PROBLEM STATEMENT =
Pictures are not part of the copy; repeat everything else in the records exactly.

EXERCISE INPUT =
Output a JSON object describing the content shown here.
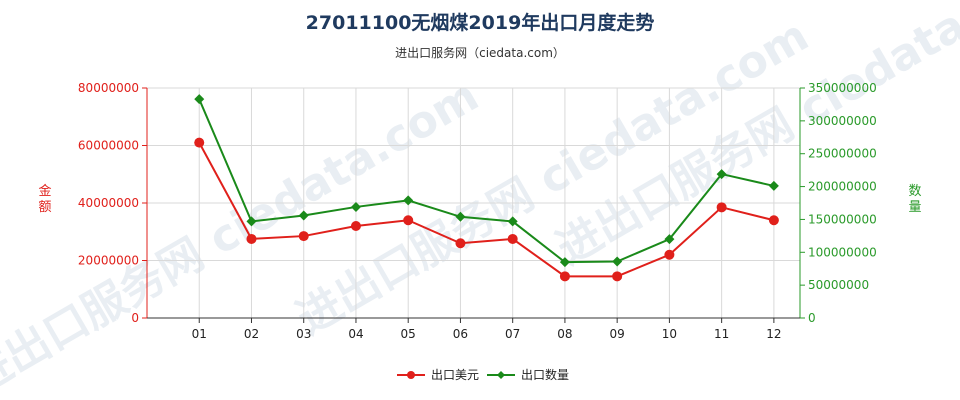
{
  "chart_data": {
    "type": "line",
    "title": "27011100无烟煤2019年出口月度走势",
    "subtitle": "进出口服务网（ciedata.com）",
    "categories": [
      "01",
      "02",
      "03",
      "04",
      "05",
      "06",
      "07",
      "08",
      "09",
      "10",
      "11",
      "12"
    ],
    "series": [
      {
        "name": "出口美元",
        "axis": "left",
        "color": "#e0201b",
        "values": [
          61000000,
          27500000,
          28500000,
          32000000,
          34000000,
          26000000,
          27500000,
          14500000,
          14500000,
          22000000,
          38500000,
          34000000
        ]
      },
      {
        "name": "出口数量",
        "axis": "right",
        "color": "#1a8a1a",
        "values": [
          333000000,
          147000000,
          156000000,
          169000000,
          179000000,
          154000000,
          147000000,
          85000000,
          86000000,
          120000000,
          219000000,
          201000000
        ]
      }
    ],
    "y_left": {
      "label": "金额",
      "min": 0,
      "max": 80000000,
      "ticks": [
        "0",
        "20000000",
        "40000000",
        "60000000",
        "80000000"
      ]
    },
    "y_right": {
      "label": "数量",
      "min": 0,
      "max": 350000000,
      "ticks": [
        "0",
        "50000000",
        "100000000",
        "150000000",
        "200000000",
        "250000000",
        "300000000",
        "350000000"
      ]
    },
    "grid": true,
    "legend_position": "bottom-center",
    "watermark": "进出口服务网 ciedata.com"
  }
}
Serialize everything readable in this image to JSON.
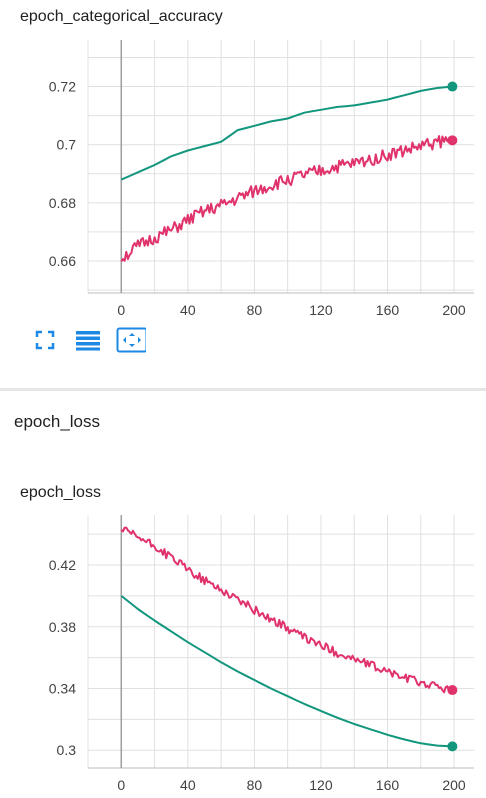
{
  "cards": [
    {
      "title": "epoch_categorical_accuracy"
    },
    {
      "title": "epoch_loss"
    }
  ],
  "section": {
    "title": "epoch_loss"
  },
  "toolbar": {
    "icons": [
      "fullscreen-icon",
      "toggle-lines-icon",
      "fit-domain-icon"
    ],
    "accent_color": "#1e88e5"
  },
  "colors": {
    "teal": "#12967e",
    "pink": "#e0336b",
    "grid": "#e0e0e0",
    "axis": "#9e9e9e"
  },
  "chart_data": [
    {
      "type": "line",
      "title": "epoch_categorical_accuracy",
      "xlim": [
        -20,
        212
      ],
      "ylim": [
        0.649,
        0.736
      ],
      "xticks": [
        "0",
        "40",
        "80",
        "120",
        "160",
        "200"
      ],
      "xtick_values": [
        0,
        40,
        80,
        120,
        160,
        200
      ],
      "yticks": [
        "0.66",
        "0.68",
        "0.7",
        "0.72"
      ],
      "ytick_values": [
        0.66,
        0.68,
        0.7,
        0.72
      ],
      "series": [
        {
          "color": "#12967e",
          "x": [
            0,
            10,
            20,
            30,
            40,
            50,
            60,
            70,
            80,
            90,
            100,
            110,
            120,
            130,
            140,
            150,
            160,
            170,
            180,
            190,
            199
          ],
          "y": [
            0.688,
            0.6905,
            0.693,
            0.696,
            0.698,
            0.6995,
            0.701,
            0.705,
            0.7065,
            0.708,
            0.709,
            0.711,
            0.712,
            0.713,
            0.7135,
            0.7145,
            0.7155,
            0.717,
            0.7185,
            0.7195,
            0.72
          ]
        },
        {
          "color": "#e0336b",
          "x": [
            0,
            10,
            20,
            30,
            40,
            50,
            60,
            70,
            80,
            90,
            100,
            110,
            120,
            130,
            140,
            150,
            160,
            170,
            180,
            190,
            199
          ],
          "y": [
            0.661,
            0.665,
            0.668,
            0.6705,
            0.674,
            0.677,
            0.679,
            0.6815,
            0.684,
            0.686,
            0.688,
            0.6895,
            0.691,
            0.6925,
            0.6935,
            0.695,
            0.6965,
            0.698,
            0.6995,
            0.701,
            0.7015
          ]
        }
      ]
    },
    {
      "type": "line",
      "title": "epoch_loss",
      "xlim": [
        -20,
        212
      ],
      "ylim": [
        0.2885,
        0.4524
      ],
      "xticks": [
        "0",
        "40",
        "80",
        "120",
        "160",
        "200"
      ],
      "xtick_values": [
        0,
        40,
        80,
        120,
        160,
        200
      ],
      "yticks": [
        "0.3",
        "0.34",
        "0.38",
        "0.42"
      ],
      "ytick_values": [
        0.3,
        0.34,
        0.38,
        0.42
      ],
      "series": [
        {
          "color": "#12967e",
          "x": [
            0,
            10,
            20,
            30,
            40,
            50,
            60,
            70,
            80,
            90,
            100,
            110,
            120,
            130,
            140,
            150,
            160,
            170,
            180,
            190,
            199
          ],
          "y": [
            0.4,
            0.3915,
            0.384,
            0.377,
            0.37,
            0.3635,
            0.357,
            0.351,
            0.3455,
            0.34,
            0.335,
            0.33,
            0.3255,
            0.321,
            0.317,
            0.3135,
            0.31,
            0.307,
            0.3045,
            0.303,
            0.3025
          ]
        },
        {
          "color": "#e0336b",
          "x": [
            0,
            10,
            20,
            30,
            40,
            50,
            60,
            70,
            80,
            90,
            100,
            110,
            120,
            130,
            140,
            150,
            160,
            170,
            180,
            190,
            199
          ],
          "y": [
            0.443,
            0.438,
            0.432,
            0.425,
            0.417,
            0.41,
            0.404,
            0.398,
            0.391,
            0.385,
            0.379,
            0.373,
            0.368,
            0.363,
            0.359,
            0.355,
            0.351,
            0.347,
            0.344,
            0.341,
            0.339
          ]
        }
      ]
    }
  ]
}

FINISHED TASK =
Output a JSON object describing the content shown here.
{
  "chart_data": {
    "type": "line",
    "title": "27011100无烟煤2019年出口月度走势",
    "subtitle": "进出口服务网（ciedata.com）",
    "categories": [
      "01",
      "02",
      "03",
      "04",
      "05",
      "06",
      "07",
      "08",
      "09",
      "10",
      "11",
      "12"
    ],
    "series": [
      {
        "name": "出口美元",
        "axis": "left",
        "color": "#e0201b",
        "values": [
          61000000,
          27500000,
          28500000,
          32000000,
          34000000,
          26000000,
          27500000,
          14500000,
          14500000,
          22000000,
          38500000,
          34000000
        ]
      },
      {
        "name": "出口数量",
        "axis": "right",
        "color": "#1a8a1a",
        "values": [
          333000000,
          147000000,
          156000000,
          169000000,
          179000000,
          154000000,
          147000000,
          85000000,
          86000000,
          120000000,
          219000000,
          201000000
        ]
      }
    ],
    "y_left": {
      "label": "金额",
      "min": 0,
      "max": 80000000,
      "ticks": [
        "0",
        "20000000",
        "40000000",
        "60000000",
        "80000000"
      ]
    },
    "y_right": {
      "label": "数量",
      "min": 0,
      "max": 350000000,
      "ticks": [
        "0",
        "50000000",
        "100000000",
        "150000000",
        "200000000",
        "250000000",
        "300000000",
        "350000000"
      ]
    },
    "grid": true,
    "legend_position": "bottom-center",
    "watermark": "进出口服务网 ciedata.com"
  }
}
Serialize everything readable in this image to JSON.
{
  "cards": [
    {
      "title": "epoch_categorical_accuracy"
    },
    {
      "title": "epoch_loss"
    }
  ],
  "section": {
    "title": "epoch_loss"
  },
  "toolbar": {
    "icons": [
      "fullscreen-icon",
      "toggle-lines-icon",
      "fit-domain-icon"
    ],
    "accent_color": "#1e88e5"
  },
  "colors": {
    "teal": "#12967e",
    "pink": "#e0336b",
    "grid": "#e0e0e0",
    "axis": "#9e9e9e"
  },
  "chart_data": [
    {
      "type": "line",
      "title": "epoch_categorical_accuracy",
      "xlim": [
        -20,
        212
      ],
      "ylim": [
        0.649,
        0.736
      ],
      "xticks": [
        "0",
        "40",
        "80",
        "120",
        "160",
        "200"
      ],
      "xtick_values": [
        0,
        40,
        80,
        120,
        160,
        200
      ],
      "yticks": [
        "0.66",
        "0.68",
        "0.7",
        "0.72"
      ],
      "ytick_values": [
        0.66,
        0.68,
        0.7,
        0.72
      ],
      "series": [
        {
          "color": "#12967e",
          "x": [
            0,
            10,
            20,
            30,
            40,
            50,
            60,
            70,
            80,
            90,
            100,
            110,
            120,
            130,
            140,
            150,
            160,
            170,
            180,
            190,
            199
          ],
          "y": [
            0.688,
            0.6905,
            0.693,
            0.696,
            0.698,
            0.6995,
            0.701,
            0.705,
            0.7065,
            0.708,
            0.709,
            0.711,
            0.712,
            0.713,
            0.7135,
            0.7145,
            0.7155,
            0.717,
            0.7185,
            0.7195,
            0.72
          ]
        },
        {
          "color": "#e0336b",
          "x": [
            0,
            10,
            20,
            30,
            40,
            50,
            60,
            70,
            80,
            90,
            100,
            110,
            120,
            130,
            140,
            150,
            160,
            170,
            180,
            190,
            199
          ],
          "y": [
            0.661,
            0.665,
            0.668,
            0.6705,
            0.674,
            0.677,
            0.679,
            0.6815,
            0.684,
            0.686,
            0.688,
            0.6895,
            0.691,
            0.6925,
            0.6935,
            0.695,
            0.6965,
            0.698,
            0.6995,
            0.701,
            0.7015
          ]
        }
      ]
    },
    {
      "type": "line",
      "title": "epoch_loss",
      "xlim": [
        -20,
        212
      ],
      "ylim": [
        0.2885,
        0.4524
      ],
      "xticks": [
        "0",
        "40",
        "80",
        "120",
        "160",
        "200"
      ],
      "xtick_values": [
        0,
        40,
        80,
        120,
        160,
        200
      ],
      "yticks": [
        "0.3",
        "0.34",
        "0.38",
        "0.42"
      ],
      "ytick_values": [
        0.3,
        0.34,
        0.38,
        0.42
      ],
      "series": [
        {
          "color": "#12967e",
          "x": [
            0,
            10,
            20,
            30,
            40,
            50,
            60,
            70,
            80,
            90,
            100,
            110,
            120,
            130,
            140,
            150,
            160,
            170,
            180,
            190,
            199
          ],
          "y": [
            0.4,
            0.3915,
            0.384,
            0.377,
            0.37,
            0.3635,
            0.357,
            0.351,
            0.3455,
            0.34,
            0.335,
            0.33,
            0.3255,
            0.321,
            0.317,
            0.3135,
            0.31,
            0.307,
            0.3045,
            0.303,
            0.3025
          ]
        },
        {
          "color": "#e0336b",
          "x": [
            0,
            10,
            20,
            30,
            40,
            50,
            60,
            70,
            80,
            90,
            100,
            110,
            120,
            130,
            140,
            150,
            160,
            170,
            180,
            190,
            199
          ],
          "y": [
            0.443,
            0.438,
            0.432,
            0.425,
            0.417,
            0.41,
            0.404,
            0.398,
            0.391,
            0.385,
            0.379,
            0.373,
            0.368,
            0.363,
            0.359,
            0.355,
            0.351,
            0.347,
            0.344,
            0.341,
            0.339
          ]
        }
      ]
    }
  ]
}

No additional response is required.